● **Reading text**
— begin —
The most recent ESIA submitted to authorities is the ESIA 2020 Update which is currently on revision under review by mining authorities.

The cessation of open pit mining activities at the Pirquitas pit in January 2017 has resulted in a significant reduction in workforce, as well as reduced indirect economic benefits to the surrounding and supporting communities with the start of exploitation of the Chinchillas mine, new contracts were made at Mina Pirquitas as of 2018 and currently MPSA hires 840 workers between Chinchillas and Pirquitas mines. A social impact assessment study was commissioned in 2015 and formed the basis of the social closure plan for the Pirquitas mine. The potential risks, as well as actions to reduce those risks and support the employees and the community, were developed as part of the reclamation and closure plan submitted in 2016 .
— end —
● **Data extract**
— begin —
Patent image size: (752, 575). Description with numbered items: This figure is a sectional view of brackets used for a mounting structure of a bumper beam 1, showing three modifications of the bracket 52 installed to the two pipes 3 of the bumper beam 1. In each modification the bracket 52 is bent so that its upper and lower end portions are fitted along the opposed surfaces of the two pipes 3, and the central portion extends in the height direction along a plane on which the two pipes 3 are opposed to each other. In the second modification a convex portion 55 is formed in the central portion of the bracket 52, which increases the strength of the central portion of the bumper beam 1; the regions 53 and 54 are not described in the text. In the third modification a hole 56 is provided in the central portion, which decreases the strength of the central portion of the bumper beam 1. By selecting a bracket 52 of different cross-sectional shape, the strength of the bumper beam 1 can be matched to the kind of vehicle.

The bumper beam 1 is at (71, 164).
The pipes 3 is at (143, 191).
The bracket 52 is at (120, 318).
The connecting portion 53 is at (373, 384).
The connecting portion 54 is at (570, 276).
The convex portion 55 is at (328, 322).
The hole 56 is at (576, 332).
— end —
— begin —
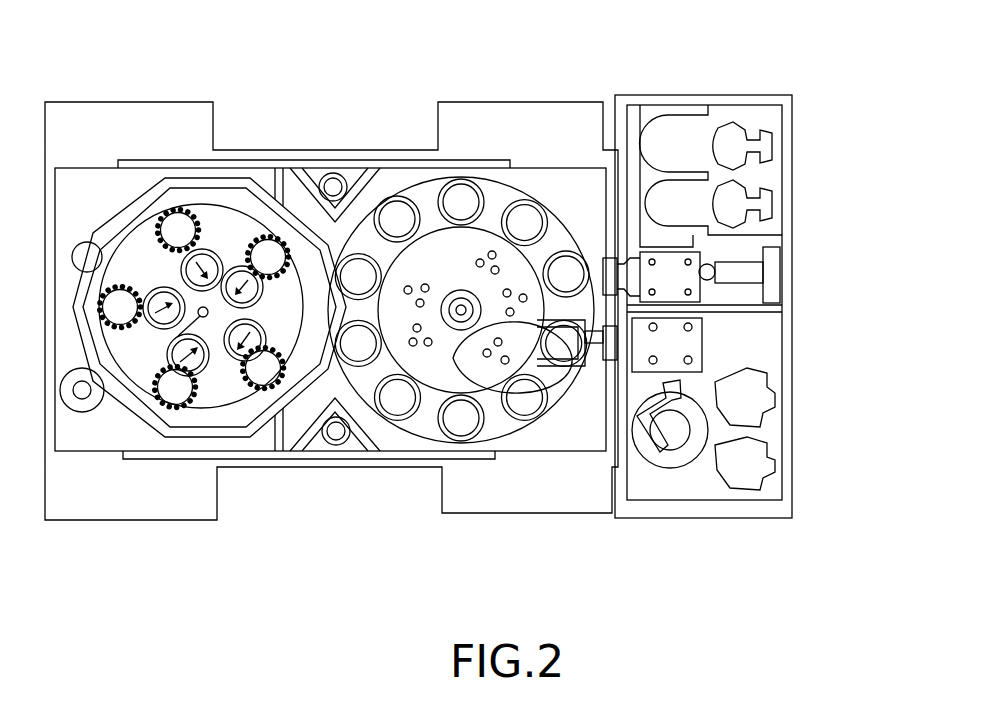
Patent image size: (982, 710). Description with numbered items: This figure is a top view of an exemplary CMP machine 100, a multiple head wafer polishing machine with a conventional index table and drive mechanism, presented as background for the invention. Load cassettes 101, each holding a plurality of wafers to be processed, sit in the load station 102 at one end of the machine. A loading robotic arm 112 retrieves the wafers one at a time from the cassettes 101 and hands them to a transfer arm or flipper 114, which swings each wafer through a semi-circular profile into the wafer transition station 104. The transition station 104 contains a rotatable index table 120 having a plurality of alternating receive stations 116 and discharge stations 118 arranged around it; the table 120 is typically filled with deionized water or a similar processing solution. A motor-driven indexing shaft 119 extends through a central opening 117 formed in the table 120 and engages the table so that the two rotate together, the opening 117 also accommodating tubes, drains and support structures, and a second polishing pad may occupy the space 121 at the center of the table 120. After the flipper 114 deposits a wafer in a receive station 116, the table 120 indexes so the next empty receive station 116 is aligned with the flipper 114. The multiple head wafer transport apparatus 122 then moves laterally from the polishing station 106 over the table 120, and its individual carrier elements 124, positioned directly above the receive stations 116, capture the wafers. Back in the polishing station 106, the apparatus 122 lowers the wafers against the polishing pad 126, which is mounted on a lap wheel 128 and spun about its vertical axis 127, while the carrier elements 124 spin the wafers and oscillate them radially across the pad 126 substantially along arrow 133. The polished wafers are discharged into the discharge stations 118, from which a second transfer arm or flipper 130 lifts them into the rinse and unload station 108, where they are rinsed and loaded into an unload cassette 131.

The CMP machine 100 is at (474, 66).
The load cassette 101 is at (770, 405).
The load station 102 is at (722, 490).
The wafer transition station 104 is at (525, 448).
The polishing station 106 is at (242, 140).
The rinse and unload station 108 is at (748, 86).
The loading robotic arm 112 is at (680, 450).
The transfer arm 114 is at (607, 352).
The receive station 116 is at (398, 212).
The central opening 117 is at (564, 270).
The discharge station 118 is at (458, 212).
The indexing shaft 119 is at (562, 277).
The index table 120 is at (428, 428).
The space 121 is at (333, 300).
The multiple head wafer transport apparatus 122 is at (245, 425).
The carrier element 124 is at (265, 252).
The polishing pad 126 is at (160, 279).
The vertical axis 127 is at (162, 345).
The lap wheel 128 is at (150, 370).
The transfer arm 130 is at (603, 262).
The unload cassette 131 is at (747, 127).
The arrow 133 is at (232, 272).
— end —
— begin —
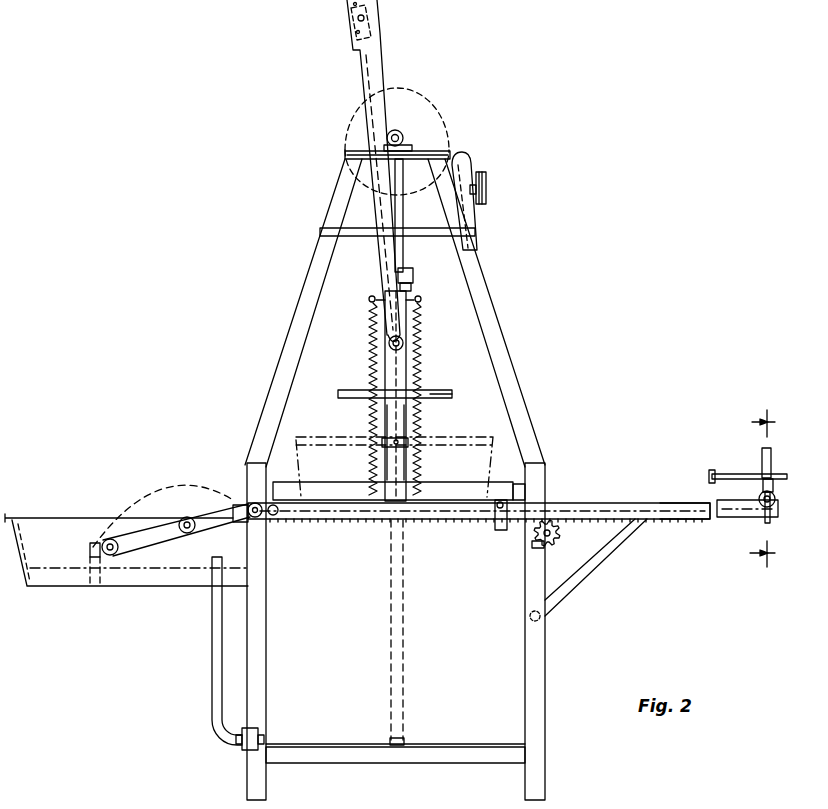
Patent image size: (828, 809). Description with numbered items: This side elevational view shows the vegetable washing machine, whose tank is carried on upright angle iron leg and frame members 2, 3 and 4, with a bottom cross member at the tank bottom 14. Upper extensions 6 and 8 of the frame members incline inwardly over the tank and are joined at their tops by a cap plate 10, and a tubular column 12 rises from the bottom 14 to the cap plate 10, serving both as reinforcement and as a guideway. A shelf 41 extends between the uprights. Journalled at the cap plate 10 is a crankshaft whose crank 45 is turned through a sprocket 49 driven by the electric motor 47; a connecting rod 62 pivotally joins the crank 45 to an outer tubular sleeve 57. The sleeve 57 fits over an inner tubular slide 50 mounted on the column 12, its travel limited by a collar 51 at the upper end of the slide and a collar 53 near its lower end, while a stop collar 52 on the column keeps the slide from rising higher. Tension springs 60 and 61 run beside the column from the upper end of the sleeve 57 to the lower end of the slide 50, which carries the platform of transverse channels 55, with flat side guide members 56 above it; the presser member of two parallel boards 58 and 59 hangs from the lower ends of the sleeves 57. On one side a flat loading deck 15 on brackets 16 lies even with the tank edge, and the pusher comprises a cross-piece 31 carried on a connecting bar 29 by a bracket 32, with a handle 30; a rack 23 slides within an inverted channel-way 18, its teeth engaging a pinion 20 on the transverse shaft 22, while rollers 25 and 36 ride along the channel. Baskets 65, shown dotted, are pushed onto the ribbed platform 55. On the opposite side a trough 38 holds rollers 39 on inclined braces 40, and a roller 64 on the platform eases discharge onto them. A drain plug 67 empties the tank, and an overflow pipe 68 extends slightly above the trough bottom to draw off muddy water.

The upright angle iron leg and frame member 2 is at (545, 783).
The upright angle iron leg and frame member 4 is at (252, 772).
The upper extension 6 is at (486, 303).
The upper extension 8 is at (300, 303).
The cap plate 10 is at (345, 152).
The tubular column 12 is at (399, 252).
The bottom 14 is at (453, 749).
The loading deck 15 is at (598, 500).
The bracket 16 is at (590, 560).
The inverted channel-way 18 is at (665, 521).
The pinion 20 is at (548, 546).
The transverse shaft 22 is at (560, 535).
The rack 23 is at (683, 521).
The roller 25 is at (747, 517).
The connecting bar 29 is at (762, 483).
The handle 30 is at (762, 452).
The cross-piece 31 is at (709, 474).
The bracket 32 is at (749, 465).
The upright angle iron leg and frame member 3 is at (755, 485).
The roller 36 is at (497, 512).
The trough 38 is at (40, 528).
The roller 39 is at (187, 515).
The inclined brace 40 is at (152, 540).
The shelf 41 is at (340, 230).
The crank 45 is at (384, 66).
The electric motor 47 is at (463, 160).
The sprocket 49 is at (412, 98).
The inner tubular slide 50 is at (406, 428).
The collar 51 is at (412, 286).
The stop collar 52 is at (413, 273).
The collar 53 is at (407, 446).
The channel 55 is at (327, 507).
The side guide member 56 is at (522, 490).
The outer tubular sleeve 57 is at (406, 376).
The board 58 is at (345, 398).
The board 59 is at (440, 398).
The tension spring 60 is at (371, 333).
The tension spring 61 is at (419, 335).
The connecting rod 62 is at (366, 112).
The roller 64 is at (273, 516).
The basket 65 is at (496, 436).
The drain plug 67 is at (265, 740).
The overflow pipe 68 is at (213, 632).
— end —
● **Job A**
Quote the passage on the Pirquitas mine word for word, starting at "The most recent" and ending at "submitted in 2016 .".
● **Job B**
According to the passage on the Pirquitas mine, when did open pit mining at the Pirquitas pit stop?
● **Job C**
Carry on the passage on the Pirquitas mine from its last sentence.
The material comes from a different source than the passage on the Pirquitas mine.

● **Task response A**
The most recent ESIA submitted to authorities is the ESIA 2020 Update which is currently on revision under review by mining authorities.

The cessation of open pit mining activities at the Pirquitas pit in January 2017 has resulted in a significant reduction in workforce, as well as reduced indirect economic benefits to the surrounding and supporting communities with the start of exploitation of the Chinchillas mine, new contracts were made at Mina Pirquitas as of 2018 and currently MPSA hires 840 workers between Chinchillas and Pirquitas mines. A social impact assessment study was commissioned in 2015 and formed the basis of the social closure plan for the Pirquitas mine. The potential risks, as well as actions to reduce those risks and support the employees and the community, were developed as part of the reclamation and closure plan submitted in 2016 .

● **Task response B**
January 2017

● **Task response C**
17.5.4Closure

Argentina currently has no specific mine closure legislation other than the requirement to prepare and submit and regularly update an ESIA, including with respect to mine closure activity. However, it is expected that closure options will be proposed as part of the review of MPSA’s updated closure plan and may include passive or active neutralisation features to return discharged waters to baseline conditions (acidic at the time of baseline studies) with monitoring requirements. The closure requirements for the Pirquitas pit may change in the future and MPSA may be subject to increased obligations for both the technical and social aspects associated with such mine closure and reclamation, which would impact the closure plan and the duration of the associated closure activities.

The current closure and reclamation plan addresses a range of closure risks, design criteria and costs that are anticipated in order to comply with internationally accepted practices. It considers both the physical reclamation of the site and the social closure plan for the neighbouring communities for whom the mine provides employment and community support. The closure plan considers the short-term decommissioning and reclamation measures, as well as longer term care and maintenance activities and related costs and risks. The actual costs of reclamation and mine closure are uncertain and planned expenditures may differ from the actual expenditures required. Therefore, the amount required to be spent could be materially higher than current estimates.

MPSA is developing an update of the Puna closure plan that will includes both Chinchillas and Pirquitas Mines to possible changes to the closure requirements and obligations. .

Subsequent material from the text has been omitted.